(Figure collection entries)
START
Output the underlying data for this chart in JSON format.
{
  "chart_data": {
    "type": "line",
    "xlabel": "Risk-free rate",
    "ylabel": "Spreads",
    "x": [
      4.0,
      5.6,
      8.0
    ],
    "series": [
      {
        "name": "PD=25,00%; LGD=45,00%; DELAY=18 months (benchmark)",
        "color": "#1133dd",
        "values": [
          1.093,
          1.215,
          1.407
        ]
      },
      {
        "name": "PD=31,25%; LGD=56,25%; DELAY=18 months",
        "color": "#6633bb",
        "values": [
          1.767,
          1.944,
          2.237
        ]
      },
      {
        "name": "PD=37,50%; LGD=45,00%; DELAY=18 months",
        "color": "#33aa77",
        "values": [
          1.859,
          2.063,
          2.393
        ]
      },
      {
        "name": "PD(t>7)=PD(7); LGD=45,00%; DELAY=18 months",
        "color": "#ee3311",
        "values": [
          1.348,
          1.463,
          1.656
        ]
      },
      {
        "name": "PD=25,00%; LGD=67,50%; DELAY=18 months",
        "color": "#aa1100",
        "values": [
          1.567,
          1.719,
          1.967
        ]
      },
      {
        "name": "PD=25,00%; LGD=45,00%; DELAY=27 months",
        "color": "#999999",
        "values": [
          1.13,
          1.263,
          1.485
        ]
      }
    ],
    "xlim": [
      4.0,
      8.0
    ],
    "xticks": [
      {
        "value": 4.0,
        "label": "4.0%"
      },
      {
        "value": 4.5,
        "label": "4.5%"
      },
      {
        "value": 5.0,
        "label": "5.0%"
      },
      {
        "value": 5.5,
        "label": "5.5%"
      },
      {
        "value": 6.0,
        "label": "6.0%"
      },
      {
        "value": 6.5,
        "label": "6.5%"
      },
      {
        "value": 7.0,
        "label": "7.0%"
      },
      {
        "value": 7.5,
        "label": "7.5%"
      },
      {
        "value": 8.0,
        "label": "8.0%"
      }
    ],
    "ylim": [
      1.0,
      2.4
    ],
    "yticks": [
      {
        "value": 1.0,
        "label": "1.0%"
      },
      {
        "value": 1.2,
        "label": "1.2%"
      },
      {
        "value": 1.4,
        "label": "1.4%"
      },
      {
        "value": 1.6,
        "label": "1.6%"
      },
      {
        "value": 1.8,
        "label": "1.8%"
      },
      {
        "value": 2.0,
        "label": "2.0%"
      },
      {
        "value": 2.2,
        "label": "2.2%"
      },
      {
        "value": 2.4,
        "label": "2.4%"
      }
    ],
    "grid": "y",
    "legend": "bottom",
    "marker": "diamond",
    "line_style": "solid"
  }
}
END
What you are asked to do »
Gather every line from the listing above in which "color" appears, and copy those lines.

Answer in full »
        "color": "#1133dd",
        "color": "#6633bb",
        "color": "#33aa77",
        "color": "#ee3311",
        "color": "#aa1100",
        "color": "#999999",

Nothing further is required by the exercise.